- STATED TASK -
Copy every line of the records below where the word "CONICET" occurs.

###

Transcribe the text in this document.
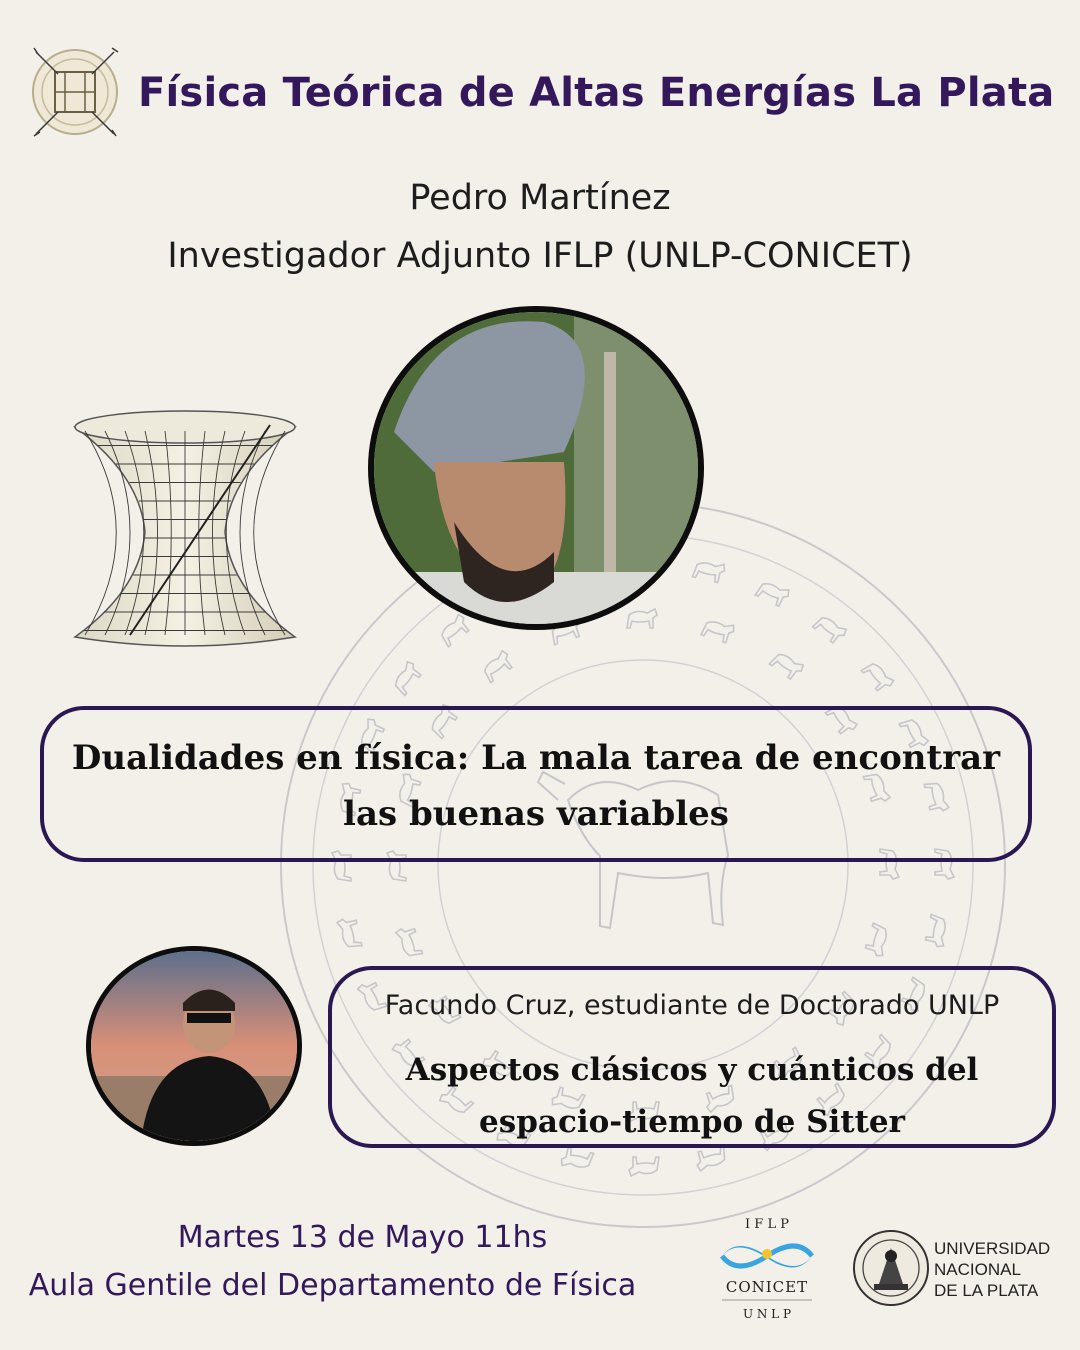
Física Teórica de Altas Energías La Plata
Pedro Martínez
Investigador Adjunto IFLP (UNLP-CONICET)
Dualidades en física: La mala tarea de encontrar las buenas variables
Facundo Cruz, estudiante de Doctorado UNLP
Aspectos clásicos y cuánticos del espacio-tiempo de Sitter
Martes 13 de Mayo 11hs
Aula Gentile del Departamento de Física
I F L P
CONICET
U N L P
UNIVERSIDAD
NACIONAL
DE LA PLATA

###

- WRITTEN SOLUTION -
Investigador Adjunto IFLP (UNLP-CONICET)
CONICET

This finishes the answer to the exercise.